▶ _Objective_:
Isolate every line in the data with the string "true" and copy it.

▶ _Supplied records_:
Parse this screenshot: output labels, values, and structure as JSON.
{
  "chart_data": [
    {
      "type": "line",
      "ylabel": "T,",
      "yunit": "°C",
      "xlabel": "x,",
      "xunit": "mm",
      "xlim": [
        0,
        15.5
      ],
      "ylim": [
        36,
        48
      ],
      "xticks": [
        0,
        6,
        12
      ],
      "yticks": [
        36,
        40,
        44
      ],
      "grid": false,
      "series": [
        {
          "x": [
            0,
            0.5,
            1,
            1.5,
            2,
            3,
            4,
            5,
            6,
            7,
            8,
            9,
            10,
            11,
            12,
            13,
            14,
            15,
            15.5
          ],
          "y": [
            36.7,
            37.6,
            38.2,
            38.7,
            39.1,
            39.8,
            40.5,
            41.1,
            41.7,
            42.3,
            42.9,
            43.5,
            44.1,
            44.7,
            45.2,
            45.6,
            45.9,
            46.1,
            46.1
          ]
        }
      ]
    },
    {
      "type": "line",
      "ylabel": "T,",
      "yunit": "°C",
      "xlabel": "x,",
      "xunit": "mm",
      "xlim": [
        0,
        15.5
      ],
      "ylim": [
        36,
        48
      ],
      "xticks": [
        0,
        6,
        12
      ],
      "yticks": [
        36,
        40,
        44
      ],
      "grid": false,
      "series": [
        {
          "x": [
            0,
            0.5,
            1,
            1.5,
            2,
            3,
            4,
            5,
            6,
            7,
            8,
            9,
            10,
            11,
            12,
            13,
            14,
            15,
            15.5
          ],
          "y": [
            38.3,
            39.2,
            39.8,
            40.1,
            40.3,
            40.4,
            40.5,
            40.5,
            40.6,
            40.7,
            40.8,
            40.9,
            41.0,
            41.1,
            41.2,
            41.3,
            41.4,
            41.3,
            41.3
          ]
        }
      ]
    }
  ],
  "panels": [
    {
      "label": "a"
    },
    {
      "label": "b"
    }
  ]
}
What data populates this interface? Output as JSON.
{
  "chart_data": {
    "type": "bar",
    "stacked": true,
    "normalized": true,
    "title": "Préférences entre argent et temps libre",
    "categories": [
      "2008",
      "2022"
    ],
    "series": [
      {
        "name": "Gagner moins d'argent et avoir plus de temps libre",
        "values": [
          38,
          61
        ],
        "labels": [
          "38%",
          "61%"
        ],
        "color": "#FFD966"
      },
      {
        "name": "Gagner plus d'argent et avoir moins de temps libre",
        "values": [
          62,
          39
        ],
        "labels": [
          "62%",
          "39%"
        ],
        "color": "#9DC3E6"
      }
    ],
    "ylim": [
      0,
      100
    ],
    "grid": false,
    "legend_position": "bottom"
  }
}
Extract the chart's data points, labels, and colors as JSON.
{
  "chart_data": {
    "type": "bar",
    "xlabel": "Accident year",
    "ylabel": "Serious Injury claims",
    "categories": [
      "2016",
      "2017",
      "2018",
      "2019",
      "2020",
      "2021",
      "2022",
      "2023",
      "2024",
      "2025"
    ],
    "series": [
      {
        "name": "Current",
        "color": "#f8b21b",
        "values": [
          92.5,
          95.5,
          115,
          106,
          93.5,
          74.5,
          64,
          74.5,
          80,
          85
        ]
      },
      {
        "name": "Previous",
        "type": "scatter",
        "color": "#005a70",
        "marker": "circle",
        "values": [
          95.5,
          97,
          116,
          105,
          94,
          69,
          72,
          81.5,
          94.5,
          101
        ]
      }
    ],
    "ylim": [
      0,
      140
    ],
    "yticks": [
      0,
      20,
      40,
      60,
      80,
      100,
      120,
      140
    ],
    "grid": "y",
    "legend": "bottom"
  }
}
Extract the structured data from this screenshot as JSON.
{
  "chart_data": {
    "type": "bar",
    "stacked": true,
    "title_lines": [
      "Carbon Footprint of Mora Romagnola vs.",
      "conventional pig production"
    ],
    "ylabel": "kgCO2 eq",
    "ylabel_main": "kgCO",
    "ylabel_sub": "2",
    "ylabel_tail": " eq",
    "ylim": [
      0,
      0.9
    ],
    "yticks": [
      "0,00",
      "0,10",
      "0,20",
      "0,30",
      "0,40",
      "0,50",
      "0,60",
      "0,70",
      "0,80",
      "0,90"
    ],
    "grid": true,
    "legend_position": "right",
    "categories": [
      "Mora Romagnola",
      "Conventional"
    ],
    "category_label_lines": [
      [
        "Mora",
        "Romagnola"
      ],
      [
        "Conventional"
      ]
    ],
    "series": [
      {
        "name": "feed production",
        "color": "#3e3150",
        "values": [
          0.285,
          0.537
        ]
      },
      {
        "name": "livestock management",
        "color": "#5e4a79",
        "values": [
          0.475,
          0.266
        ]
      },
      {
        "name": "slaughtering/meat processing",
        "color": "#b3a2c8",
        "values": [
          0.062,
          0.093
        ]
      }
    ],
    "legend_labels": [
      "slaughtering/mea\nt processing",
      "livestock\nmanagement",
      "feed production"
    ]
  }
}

▶ _The solution_:
    "stacked": true,
    "normalized": true,
    "stacked": true,
    "grid": true,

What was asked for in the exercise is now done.